◆ Task requirements: Copy, in full, each line of the material that holds the word "Income".
◆ ◆ ◆ ◆ ◆ ◆ ◆
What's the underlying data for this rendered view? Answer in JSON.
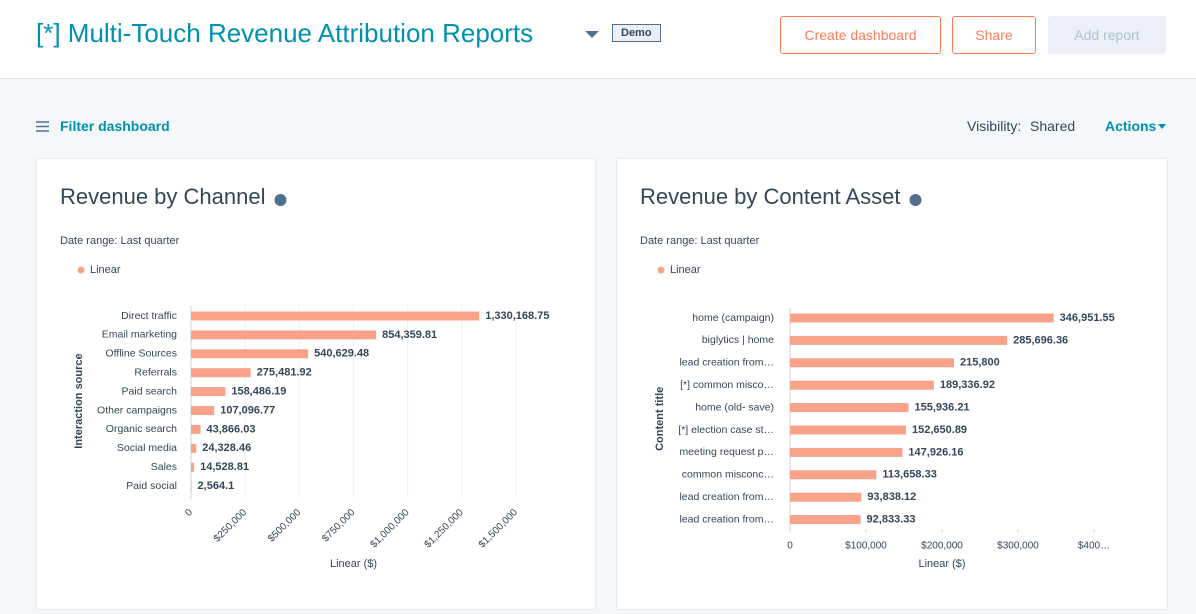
{
  "header": {
    "title": "[*] Multi-Touch Revenue Attribution Reports",
    "badge": "Demo",
    "buttons": [
      "Create dashboard",
      "Share",
      "Add report"
    ]
  },
  "toolbar": {
    "filter": "Filter dashboard",
    "visibility_label": "Visibility:",
    "visibility_value": "Shared",
    "actions": "Actions"
  },
  "chart_data": [
    {
      "type": "bar",
      "orientation": "horizontal",
      "title": "Revenue by Channel",
      "subtitle": "Date range: Last quarter",
      "xlabel": "Linear ($)",
      "ylabel": "Interaction source",
      "categories": [
        "Direct traffic",
        "Email marketing",
        "Offline Sources",
        "Referrals",
        "Paid search",
        "Other campaigns",
        "Organic search",
        "Social media",
        "Sales",
        "Paid social"
      ],
      "series": [
        {
          "name": "Linear",
          "color": "#f8a28a",
          "values": [
            1330168.75,
            854359.81,
            540629.48,
            275481.92,
            158486.19,
            107096.77,
            43866.03,
            24328.46,
            14528.81,
            2564.1
          ],
          "value_labels": [
            "1,330,168.75",
            "854,359.81",
            "540,629.48",
            "275,481.92",
            "158,486.19",
            "107,096.77",
            "43,866.03",
            "24,328.46",
            "14,528.81",
            "2,564.1"
          ]
        }
      ],
      "xlim": [
        0,
        1500000
      ],
      "xticks": [
        0,
        {
          "value": 250000,
          "label": "$250,000"
        },
        {
          "value": 500000,
          "label": "$500,000"
        },
        {
          "value": 750000,
          "label": "$750,000"
        },
        {
          "value": 1000000,
          "label": "$1,000,000"
        },
        {
          "value": 1250000,
          "label": "$1,250,000"
        },
        {
          "value": 1500000,
          "label": "$1,500,000"
        }
      ],
      "grid": true
    },
    {
      "type": "bar",
      "orientation": "horizontal",
      "title": "Revenue by Content Asset",
      "subtitle": "Date range: Last quarter",
      "xlabel": "Linear ($)",
      "ylabel": "Content title",
      "categories": [
        "home (campaign)",
        "biglytics | home",
        "lead creation from…",
        "[*] common misco…",
        "home (old- save)",
        "[*] election case st…",
        "meeting request p…",
        "common misconc…",
        "lead creation from…",
        "lead creation from…"
      ],
      "series": [
        {
          "name": "Linear",
          "color": "#f8a28a",
          "values": [
            346951.55,
            285696.36,
            215800,
            189336.92,
            155936.21,
            152650.89,
            147926.16,
            113658.33,
            93838.12,
            92833.33
          ],
          "value_labels": [
            "346,951.55",
            "285,696.36",
            "215,800",
            "189,336.92",
            "155,936.21",
            "152,650.89",
            "147,926.16",
            "113,658.33",
            "93,838.12",
            "92,833.33"
          ]
        }
      ],
      "xlim": [
        0,
        400000
      ],
      "xticks": [
        0,
        {
          "value": 100000,
          "label": "$100,000"
        },
        {
          "value": 200000,
          "label": "$200,000"
        },
        {
          "value": 300000,
          "label": "$300,000"
        },
        {
          "value": 400000,
          "label": "$400…"
        }
      ],
      "grid": false
    }
  ]
}
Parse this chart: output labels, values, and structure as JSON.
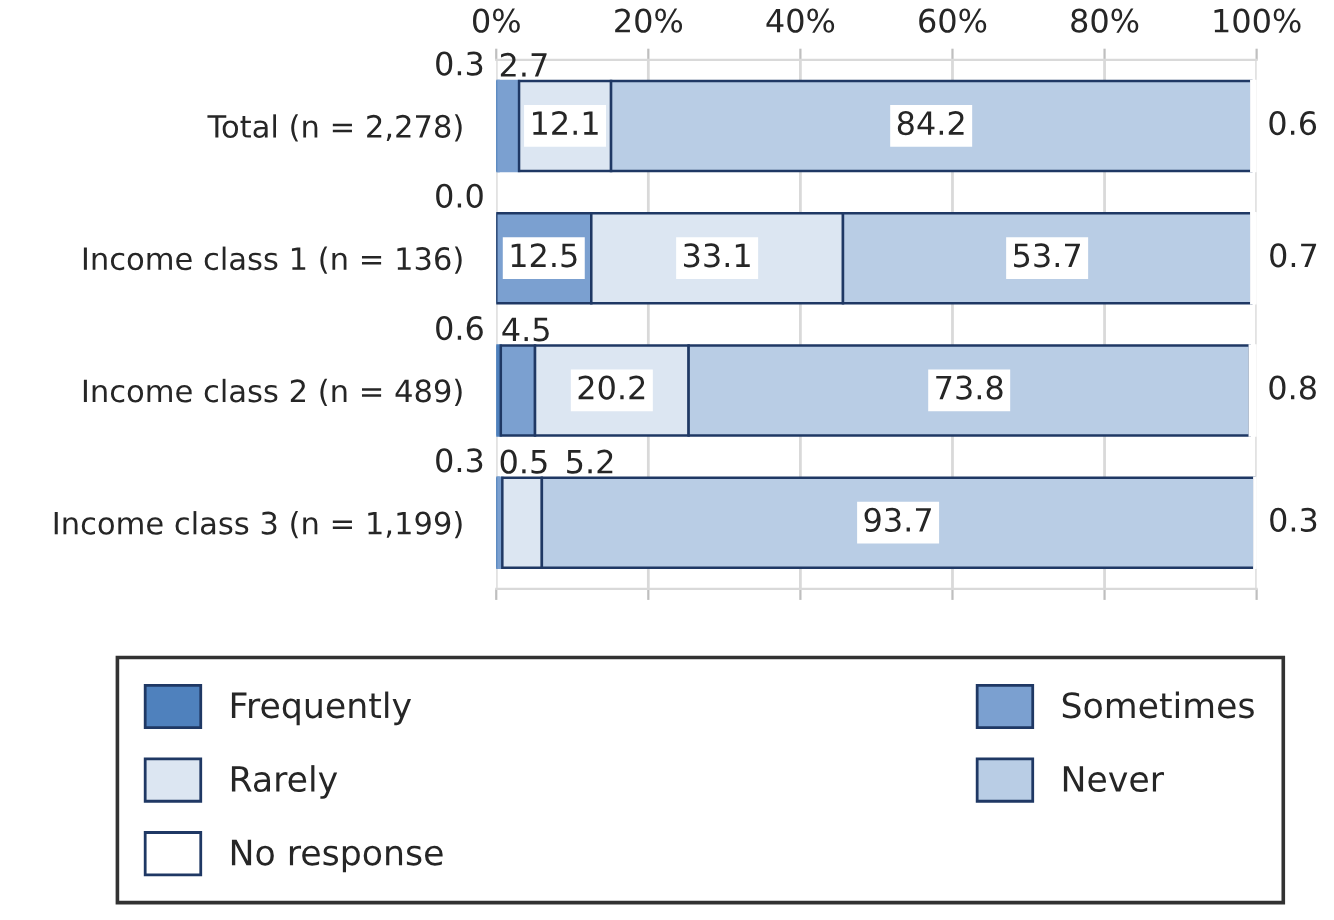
{
  "chart_data": {
    "type": "bar",
    "orientation": "horizontal",
    "stacked": true,
    "categories": [
      "Total (n = 2,278)",
      "Income class 1 (n = 136)",
      "Income class 2 (n = 489)",
      "Income class 3 (n = 1,199)"
    ],
    "series": [
      {
        "name": "Frequently",
        "color": "#4f81bd",
        "values": [
          0.3,
          0.0,
          0.6,
          0.3
        ],
        "value_labels": [
          "0.3",
          "0.0",
          "0.6",
          "0.3"
        ]
      },
      {
        "name": "Sometimes",
        "color": "#7ba0d0",
        "values": [
          2.7,
          12.5,
          4.5,
          0.5
        ],
        "value_labels": [
          "2.7",
          "12.5",
          "4.5",
          "0.5"
        ]
      },
      {
        "name": "Rarely",
        "color": "#dce6f2",
        "values": [
          12.1,
          33.1,
          20.2,
          5.2
        ],
        "value_labels": [
          "12.1",
          "33.1",
          "20.2",
          "5.2"
        ]
      },
      {
        "name": "Never",
        "color": "#b9cde5",
        "values": [
          84.2,
          53.7,
          73.8,
          93.7
        ],
        "value_labels": [
          "84.2",
          "53.7",
          "73.8",
          "93.7"
        ]
      },
      {
        "name": "No response",
        "color": "#ffffff",
        "values": [
          0.6,
          0.7,
          0.8,
          0.3
        ],
        "value_labels": [
          "0.6",
          "0.7",
          "0.8",
          "0.3"
        ]
      }
    ],
    "xlim": [
      0,
      100
    ],
    "xticks": [
      {
        "value": 0,
        "label": "0%"
      },
      {
        "value": 20,
        "label": "20%"
      },
      {
        "value": 40,
        "label": "40%"
      },
      {
        "value": 60,
        "label": "60%"
      },
      {
        "value": 80,
        "label": "80%"
      },
      {
        "value": 100,
        "label": "100%"
      }
    ],
    "grid": "x",
    "legend": "bottom"
  }
}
◆ ◆ ◆ ◆ ◆ ◆ ◆
◆ Expected answer:
      "Income class 1 (n = 136)",
      "Income class 2 (n = 489)",
      "Income class 3 (n = 1,199)"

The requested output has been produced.